Supplied passage:
—————

Following report contains the various graphs for data analysis on Historic Energy Data.
For plotting graphs and data visualizations we import all the required libraries.
Following code reads the csv file Historic_NPCC_Load_Forecast_Weather_OLD.csv as a dataframe in the variable load_data.
load_data looks as follows:
Following graph shows the peak hour energy analysis for each month of year 2019. Plot shows that peak power for September month is the greatest i-e (22696 MW) and for February it is the lowest i-e (12473 MW). Therefore, September witnessed the most energy consuming hour of the year 2019.
The following plot shows the total energy consumed for every month of the year 2019. After analysis it is concluded that for months May, June, July, August and September the amount of energy(MWh) consumed is highest as compared to other months of the year. So, we can say energy demand for summers is higher than that of winters. Based on this anslysis, the similar trend can be predicted for the upcoming years as well.
Winter seasons analysis
The following plot shows the avg hourly load for 24 hours and for every month. For winter months(Nov, Dec, Jan, Feb, March) it seems to be less usage of electricity with average hourly load in range (7K MWh to 12.5K MWh). The biggest peak is shown for evening time between (4pm to 7pm). At this time people usually get home and use electricity for cooking or warming their houses and rely on electric heaters or geysers. Other than this, at morning, the load starts to rise as people mostly use lights, cooking appliances and a morning peak is shown for the time between (9:00am to 11:00am). At night hours, the load is quite less as compared to other hours as their is no usage of electricity at night neither in form of lights, fans, or heating appliances.
Summer seasons analysis Generally less electicity is consumed in winter months (May, June, July, August, September) as compared to summers when the hourly load is maximum ranging in between (16.5k MWh to 20.5k MWh). At middle of day, a huge peak shows the most energy consumption. This is due to cooling appliances specially air conditioners which are being used in offices and homes. From 6.00am there is sharp increase in the peak and it gets maximum at the 1:00pm and remains till 3:00pm. Afterwards, there is sharp decline in electricity usage. As people move to their homes and very little appliances are being used at that time. From 5:00pm onwards, peak start rising again as moslty people are using air conditioners and fans at their homes which are biggest source of energy consumption. Again at night till morning the load is comparatively less than morning hours.
Spring/Autumn seasons analysis For spring season, in April, the same summer trend is shown from the start of day till 8:00pm in the night. April is hot like summers in the day time so similar hourly load peaks are visible in day time as well. But during night, as temperature gets down and nights get cooler they become more sort of winter nights. Thats why graph shows again dip in curve at night times. In contrary to summers, people are not using air conditioners or heavy electriity demanding appliances at nights of spring season. Therefore, from night till dawn the trend is similar to winters season. In October, the same trend occurs just like April month.

—————

Extracted data:
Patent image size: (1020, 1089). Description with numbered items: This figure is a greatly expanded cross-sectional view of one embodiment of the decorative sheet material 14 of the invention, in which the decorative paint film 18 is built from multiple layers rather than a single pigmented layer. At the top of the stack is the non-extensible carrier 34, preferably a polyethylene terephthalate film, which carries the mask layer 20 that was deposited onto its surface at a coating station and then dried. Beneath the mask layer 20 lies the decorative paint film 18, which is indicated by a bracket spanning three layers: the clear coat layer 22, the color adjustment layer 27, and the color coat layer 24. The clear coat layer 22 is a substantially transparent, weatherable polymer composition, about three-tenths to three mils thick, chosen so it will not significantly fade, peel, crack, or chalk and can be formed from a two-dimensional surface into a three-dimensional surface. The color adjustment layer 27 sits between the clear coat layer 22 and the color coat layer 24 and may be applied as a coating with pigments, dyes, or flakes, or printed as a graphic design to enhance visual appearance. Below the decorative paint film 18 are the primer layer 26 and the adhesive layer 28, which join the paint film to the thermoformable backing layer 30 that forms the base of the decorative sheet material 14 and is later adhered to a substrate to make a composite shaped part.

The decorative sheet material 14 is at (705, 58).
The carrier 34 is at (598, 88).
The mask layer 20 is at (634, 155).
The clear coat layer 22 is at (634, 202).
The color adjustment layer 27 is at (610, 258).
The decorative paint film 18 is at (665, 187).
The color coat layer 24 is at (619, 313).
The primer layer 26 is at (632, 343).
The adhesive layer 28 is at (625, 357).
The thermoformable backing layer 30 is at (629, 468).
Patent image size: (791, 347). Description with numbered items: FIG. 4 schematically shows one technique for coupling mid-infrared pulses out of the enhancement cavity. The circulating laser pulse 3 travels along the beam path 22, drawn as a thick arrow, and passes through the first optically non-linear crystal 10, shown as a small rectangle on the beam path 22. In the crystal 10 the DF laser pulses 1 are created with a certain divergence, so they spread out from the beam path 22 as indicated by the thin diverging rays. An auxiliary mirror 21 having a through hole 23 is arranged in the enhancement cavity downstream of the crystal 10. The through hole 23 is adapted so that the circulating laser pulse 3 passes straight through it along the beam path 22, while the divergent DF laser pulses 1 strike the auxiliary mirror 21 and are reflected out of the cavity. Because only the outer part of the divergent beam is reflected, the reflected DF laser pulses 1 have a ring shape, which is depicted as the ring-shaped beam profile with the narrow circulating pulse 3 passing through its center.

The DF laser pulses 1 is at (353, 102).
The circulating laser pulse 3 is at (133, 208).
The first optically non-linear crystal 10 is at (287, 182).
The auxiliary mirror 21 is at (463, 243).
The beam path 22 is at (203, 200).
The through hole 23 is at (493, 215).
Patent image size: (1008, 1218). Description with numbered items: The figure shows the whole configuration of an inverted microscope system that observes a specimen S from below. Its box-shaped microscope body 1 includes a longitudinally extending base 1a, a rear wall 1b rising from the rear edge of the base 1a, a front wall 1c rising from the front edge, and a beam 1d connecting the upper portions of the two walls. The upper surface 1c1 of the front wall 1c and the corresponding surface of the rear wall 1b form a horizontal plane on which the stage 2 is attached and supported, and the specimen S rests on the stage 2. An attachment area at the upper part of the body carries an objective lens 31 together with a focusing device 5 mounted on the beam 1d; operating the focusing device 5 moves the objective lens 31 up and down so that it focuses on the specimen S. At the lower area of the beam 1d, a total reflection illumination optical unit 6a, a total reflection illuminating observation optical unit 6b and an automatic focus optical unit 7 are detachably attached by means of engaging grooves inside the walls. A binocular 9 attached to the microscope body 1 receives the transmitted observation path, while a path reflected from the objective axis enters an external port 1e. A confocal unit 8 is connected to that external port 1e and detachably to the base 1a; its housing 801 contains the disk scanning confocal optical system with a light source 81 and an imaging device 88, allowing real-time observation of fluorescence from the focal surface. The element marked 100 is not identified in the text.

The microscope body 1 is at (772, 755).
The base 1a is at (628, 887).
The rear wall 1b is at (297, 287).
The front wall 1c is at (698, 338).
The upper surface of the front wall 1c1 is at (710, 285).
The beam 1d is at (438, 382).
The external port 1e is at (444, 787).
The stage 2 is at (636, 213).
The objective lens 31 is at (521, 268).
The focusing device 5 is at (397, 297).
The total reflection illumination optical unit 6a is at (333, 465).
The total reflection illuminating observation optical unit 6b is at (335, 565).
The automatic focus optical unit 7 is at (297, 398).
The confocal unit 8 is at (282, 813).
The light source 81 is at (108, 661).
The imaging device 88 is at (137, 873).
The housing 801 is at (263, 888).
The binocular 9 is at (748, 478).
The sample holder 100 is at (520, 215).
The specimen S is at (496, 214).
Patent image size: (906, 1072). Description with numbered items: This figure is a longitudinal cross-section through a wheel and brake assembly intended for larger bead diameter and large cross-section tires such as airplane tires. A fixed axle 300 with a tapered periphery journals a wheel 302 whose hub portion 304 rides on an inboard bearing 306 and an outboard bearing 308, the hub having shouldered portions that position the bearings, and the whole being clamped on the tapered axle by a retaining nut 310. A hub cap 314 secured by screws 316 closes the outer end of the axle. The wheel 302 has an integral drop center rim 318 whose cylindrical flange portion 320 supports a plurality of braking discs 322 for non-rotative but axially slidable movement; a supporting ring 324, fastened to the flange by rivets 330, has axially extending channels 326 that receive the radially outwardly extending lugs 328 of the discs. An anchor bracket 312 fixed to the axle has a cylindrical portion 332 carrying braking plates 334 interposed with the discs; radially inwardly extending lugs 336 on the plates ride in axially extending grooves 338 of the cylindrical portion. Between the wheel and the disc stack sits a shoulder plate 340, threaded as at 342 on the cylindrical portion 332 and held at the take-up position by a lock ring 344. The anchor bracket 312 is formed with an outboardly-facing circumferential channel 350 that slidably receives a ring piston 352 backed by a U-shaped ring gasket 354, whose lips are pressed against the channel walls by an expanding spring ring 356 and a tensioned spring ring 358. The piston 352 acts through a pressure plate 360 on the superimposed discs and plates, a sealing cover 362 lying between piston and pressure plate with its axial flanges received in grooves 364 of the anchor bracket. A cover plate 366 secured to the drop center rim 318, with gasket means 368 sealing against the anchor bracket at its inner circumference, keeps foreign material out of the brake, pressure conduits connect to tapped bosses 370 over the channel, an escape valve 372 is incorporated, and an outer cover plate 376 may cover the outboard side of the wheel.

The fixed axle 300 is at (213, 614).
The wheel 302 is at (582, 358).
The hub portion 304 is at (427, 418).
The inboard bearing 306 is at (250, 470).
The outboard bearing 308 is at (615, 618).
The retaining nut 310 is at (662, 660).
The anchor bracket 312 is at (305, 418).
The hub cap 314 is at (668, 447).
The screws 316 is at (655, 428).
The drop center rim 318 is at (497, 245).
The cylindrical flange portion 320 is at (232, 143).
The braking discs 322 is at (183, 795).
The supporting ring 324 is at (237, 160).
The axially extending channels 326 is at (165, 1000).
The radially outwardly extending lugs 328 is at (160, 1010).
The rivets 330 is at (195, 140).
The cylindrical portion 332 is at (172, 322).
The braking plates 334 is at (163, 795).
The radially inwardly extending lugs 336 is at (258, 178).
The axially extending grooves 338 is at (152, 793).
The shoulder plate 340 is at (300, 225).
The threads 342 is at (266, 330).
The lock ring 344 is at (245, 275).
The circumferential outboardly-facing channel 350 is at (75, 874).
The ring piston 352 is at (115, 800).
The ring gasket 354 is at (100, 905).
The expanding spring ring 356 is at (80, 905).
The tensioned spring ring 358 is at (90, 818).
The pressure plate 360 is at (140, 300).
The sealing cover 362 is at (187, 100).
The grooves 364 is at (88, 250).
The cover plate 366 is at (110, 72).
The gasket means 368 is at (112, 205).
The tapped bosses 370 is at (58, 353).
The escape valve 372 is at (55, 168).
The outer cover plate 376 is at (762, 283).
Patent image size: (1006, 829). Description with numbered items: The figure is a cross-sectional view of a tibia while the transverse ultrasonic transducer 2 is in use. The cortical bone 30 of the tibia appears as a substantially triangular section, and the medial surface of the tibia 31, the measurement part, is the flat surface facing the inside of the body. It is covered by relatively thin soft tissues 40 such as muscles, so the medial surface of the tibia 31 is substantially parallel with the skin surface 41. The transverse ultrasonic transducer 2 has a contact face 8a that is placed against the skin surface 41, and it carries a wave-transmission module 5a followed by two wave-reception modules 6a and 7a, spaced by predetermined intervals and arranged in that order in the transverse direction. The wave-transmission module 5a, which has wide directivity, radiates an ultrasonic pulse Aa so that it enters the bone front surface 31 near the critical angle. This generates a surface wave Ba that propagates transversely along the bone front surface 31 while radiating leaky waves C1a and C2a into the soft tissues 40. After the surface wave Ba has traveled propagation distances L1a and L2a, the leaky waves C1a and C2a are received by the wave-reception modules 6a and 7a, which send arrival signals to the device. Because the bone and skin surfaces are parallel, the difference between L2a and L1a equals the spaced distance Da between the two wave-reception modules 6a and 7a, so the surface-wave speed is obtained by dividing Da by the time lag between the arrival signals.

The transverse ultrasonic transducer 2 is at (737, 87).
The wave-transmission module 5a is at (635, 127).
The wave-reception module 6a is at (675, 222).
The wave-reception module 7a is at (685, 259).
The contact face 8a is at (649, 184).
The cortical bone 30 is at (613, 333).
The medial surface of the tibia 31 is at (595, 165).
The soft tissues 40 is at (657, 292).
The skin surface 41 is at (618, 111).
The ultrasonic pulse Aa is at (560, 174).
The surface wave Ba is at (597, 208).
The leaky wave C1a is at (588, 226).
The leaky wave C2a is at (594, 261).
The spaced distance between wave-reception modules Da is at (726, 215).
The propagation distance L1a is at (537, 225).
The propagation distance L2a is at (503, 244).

—————

Complete the following:
1. In the energy data report, which month had the lowest peak hour power in 2019, and what was that value?
2. According to the energy data report, why does the winter load show its biggest peak in the evening between 4pm and 7pm? Answer in one to three sentences.
3. Go on with the energy data report from its last sentence.
The items above are not needed for this work.

Answers given:
1. February had the lowest peak hour power, at 12473 MW.

2. At that time people usually get home and use electricity for cooking or for warming their houses. They rely on electric heaters or geysers.

3.
Here, in weekly plot with respect to months hourly load, we make some inferences depending on weekdays, weekends and holidays. Depending upon these factors, the activities of people vary and so the usage of appliances. Usually on weekends (Saturday and Sunday) offices, schools and other institutions are closed hence less electricity is required by lights, fans, computers etc. In June, due to holidays, mostly people spend their time at home due to closed offices, schools etc and overall less electricity is consumed on weekdays. Same trend is visible in April due to vacations. In July, Aug, Sep, institutions again get open and people are most busy on weekdays and consume more electrical appliances. In rest of the months as well, weekends have down peaks showing less energy consumed and more on usual regular weekdays. Other than these factors, socio-economic and weather conditions also play role in variation of energy load.
Time and hourly_loadFollowing line graph shows the relation between Time and hourly_load on x and y axis respectively. Graph shows a curve with more energy being consumed in months of the May, June, July, August, September. It depicts demand of energy is more in summers as compared to demand in winters(Oct, Nov, Dec, Jan, Feb, March).
hourly_loadFollowing histogram plot of hourly_load is showing the number of occurrences of hourly_load. After analysis it is shown that most frequent hourly_load is hit at approximately 11Mwh for about 600 times.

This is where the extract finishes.